[JOB]
Look for the string "Hydroxy" in the lines and copy each line that has it.

[RECORDS PROVIDED]

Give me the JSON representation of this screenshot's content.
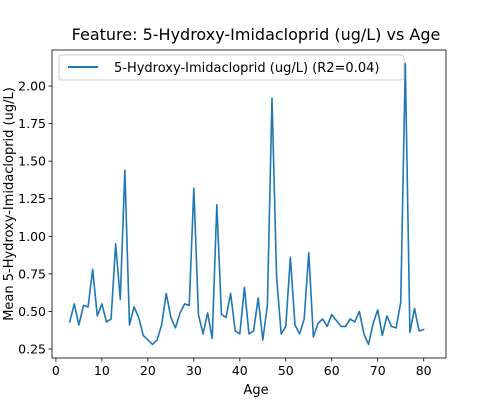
{
  "chart_data": {
    "type": "line",
    "title": "Feature: 5-Hydroxy-Imidacloprid (ug/L) vs Age",
    "xlabel": "Age",
    "ylabel": "Mean 5-Hydroxy-Imidacloprid (ug/L)",
    "xlim": [
      -0.85,
      84.85
    ],
    "ylim": [
      0.19,
      2.24
    ],
    "xticks": [
      0,
      10,
      20,
      30,
      40,
      50,
      60,
      70,
      80
    ],
    "yticks": [
      0.25,
      0.5,
      0.75,
      1.0,
      1.25,
      1.5,
      1.75,
      2.0
    ],
    "ytick_labels": [
      "0.25",
      "0.50",
      "0.75",
      "1.00",
      "1.25",
      "1.50",
      "1.75",
      "2.00"
    ],
    "grid": false,
    "legend_position": "top-left",
    "series": [
      {
        "name": "5-Hydroxy-Imidacloprid (ug/L) (R2=0.04)",
        "color": "#1f77b4",
        "x": [
          3,
          4,
          5,
          6,
          7,
          8,
          9,
          10,
          11,
          12,
          13,
          14,
          15,
          16,
          17,
          18,
          19,
          20,
          21,
          22,
          23,
          24,
          25,
          26,
          27,
          28,
          29,
          30,
          31,
          32,
          33,
          34,
          35,
          36,
          37,
          38,
          39,
          40,
          41,
          42,
          43,
          44,
          45,
          46,
          47,
          48,
          49,
          50,
          51,
          52,
          53,
          54,
          55,
          56,
          57,
          58,
          59,
          60,
          61,
          62,
          63,
          64,
          65,
          66,
          67,
          68,
          69,
          70,
          71,
          72,
          73,
          74,
          75,
          76,
          77,
          78,
          79,
          80
        ],
        "y": [
          0.43,
          0.55,
          0.41,
          0.54,
          0.53,
          0.78,
          0.47,
          0.55,
          0.43,
          0.45,
          0.95,
          0.58,
          1.44,
          0.41,
          0.53,
          0.46,
          0.34,
          0.31,
          0.28,
          0.31,
          0.41,
          0.62,
          0.46,
          0.39,
          0.49,
          0.55,
          0.54,
          1.32,
          0.48,
          0.35,
          0.49,
          0.32,
          1.21,
          0.48,
          0.46,
          0.62,
          0.37,
          0.35,
          0.66,
          0.35,
          0.37,
          0.59,
          0.31,
          0.54,
          1.92,
          0.73,
          0.35,
          0.4,
          0.86,
          0.41,
          0.35,
          0.45,
          0.89,
          0.33,
          0.42,
          0.45,
          0.4,
          0.48,
          0.44,
          0.4,
          0.4,
          0.45,
          0.43,
          0.5,
          0.35,
          0.28,
          0.42,
          0.51,
          0.34,
          0.47,
          0.4,
          0.39,
          0.56,
          2.15,
          0.36,
          0.52,
          0.37,
          0.38
        ]
      }
    ]
  }
}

[REPLY TO THE EXERCISE]
    "title": "Feature: 5-Hydroxy-Imidacloprid (ug/L) vs Age",
    "ylabel": "Mean 5-Hydroxy-Imidacloprid (ug/L)",
        "name": "5-Hydroxy-Imidacloprid (ug/L) (R2=0.04)",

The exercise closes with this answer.